───── Data supplied ─────

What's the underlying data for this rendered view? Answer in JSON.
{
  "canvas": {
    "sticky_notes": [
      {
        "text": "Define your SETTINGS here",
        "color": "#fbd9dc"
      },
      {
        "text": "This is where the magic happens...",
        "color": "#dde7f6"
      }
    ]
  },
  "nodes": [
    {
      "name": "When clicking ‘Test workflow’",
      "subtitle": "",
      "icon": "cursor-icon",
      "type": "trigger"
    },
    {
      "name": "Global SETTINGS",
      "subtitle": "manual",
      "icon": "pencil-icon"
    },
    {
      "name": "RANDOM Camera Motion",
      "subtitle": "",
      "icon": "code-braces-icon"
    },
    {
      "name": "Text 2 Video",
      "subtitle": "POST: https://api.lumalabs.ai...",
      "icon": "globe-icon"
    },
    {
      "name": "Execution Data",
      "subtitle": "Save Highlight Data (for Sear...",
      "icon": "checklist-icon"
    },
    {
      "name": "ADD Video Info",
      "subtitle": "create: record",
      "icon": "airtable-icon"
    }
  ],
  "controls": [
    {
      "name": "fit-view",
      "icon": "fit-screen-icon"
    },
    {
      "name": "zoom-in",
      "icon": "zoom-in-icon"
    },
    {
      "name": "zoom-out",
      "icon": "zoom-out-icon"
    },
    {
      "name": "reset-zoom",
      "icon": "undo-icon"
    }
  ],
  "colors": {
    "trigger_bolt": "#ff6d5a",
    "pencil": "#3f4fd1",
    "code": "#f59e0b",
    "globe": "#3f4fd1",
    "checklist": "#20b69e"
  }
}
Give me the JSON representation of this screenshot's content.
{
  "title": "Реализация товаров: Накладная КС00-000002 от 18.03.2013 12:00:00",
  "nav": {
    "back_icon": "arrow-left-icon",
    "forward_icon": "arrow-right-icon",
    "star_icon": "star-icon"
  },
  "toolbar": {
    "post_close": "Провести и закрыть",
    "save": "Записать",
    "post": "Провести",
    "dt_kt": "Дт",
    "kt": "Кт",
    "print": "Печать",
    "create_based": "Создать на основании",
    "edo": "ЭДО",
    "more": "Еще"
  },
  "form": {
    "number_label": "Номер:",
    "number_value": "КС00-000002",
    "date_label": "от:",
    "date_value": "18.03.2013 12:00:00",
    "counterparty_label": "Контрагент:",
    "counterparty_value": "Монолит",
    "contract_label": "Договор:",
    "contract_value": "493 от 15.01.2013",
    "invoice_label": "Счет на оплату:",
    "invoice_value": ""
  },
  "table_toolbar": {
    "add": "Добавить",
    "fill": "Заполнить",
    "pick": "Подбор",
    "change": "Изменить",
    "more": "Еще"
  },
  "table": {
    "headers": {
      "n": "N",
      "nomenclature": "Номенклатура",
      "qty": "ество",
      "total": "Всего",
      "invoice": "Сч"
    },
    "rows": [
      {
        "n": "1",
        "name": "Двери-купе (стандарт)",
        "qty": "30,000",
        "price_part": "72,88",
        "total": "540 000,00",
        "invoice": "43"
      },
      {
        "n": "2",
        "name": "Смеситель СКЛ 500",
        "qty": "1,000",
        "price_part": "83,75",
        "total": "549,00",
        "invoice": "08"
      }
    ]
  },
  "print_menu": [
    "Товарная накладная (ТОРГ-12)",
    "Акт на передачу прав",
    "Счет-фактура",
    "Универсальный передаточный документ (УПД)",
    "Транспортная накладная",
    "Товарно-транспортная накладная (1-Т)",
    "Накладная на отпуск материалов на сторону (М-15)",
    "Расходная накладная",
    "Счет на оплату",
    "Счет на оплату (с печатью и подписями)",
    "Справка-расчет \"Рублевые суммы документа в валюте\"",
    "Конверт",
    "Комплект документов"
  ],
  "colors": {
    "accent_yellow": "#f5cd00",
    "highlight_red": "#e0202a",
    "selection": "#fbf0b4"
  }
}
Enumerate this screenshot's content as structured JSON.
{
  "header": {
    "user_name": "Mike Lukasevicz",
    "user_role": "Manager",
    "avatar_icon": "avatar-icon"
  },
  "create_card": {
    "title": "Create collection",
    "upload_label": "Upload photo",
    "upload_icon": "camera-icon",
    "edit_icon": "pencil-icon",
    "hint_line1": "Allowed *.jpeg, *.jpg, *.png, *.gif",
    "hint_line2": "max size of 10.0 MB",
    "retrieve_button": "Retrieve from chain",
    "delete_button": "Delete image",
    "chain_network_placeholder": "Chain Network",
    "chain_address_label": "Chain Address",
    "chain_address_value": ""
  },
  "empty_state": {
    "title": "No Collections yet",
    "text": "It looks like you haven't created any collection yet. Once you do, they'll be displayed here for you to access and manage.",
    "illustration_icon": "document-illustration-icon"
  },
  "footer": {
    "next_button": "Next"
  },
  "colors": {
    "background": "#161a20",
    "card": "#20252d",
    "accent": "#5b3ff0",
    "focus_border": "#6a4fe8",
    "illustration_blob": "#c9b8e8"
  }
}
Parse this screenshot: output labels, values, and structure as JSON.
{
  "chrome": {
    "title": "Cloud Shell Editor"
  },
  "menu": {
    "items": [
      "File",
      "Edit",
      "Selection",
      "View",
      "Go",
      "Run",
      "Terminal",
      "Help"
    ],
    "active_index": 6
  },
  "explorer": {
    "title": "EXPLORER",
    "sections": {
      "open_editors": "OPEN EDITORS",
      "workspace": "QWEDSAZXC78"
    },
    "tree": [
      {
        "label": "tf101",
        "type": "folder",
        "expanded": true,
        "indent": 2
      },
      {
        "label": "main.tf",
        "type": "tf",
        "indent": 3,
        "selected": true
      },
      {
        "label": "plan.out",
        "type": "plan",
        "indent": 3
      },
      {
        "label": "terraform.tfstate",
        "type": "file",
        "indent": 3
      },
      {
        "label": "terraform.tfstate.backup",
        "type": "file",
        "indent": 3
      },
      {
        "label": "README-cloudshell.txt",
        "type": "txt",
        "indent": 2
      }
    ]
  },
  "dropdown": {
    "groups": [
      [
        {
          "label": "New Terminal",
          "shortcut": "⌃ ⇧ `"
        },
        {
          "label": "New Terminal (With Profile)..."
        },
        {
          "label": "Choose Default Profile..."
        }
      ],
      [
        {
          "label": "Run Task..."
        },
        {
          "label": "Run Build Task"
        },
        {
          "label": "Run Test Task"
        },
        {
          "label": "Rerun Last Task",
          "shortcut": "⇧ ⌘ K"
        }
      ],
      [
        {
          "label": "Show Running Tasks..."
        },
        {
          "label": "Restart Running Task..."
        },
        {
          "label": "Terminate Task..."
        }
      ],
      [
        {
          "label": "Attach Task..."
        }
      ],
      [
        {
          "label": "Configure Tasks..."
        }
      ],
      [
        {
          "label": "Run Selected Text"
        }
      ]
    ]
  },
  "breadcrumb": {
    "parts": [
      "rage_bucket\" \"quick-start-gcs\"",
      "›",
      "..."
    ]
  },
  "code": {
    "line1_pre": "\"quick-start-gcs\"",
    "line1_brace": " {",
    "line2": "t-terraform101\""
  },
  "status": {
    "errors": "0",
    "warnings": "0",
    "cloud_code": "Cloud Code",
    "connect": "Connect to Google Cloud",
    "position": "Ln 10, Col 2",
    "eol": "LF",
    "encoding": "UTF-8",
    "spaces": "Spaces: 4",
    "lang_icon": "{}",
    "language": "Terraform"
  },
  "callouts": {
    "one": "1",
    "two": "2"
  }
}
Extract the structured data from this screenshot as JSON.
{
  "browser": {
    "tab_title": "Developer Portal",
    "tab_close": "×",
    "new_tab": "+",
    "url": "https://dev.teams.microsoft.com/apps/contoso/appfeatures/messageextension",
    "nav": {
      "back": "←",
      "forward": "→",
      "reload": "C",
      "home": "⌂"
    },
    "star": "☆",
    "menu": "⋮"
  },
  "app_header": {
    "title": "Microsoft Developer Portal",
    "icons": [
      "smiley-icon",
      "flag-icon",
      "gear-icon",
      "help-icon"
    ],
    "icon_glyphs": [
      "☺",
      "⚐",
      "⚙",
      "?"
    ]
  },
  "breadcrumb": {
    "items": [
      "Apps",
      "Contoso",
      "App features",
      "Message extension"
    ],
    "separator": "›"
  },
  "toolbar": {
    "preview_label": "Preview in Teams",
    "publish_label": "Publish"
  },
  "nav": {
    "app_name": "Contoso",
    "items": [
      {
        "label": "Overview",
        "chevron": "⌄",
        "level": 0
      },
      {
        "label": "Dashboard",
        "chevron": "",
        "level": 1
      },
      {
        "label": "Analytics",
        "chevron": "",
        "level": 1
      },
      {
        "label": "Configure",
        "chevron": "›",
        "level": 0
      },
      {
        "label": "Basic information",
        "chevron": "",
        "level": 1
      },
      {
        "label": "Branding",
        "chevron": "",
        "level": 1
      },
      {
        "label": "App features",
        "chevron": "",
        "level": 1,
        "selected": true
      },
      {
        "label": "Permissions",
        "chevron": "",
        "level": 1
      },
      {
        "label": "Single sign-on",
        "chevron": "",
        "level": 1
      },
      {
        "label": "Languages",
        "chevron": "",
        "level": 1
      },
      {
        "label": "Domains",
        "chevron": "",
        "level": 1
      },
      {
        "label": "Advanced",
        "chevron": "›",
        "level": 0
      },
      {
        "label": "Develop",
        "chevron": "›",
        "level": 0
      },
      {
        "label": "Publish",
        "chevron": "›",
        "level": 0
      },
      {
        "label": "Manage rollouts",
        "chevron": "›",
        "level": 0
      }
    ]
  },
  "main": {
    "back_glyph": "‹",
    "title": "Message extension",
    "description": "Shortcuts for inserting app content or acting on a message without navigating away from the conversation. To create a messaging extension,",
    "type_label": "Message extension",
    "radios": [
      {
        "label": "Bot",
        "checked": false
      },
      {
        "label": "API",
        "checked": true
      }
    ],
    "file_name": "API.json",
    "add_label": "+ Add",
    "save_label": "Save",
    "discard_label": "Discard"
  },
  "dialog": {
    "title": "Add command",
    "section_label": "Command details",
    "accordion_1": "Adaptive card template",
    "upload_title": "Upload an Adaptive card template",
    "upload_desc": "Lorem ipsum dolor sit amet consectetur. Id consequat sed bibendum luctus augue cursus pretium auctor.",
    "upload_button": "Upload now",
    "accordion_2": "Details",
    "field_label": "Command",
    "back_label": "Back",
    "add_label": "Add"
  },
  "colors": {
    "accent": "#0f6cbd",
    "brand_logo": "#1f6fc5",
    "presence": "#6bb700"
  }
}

─────

Directions: Look through the entries above and report each line where the string "Tasks" occurs.

Exercise result:
          "label": "Show Running Tasks..."
          "label": "Configure Tasks..."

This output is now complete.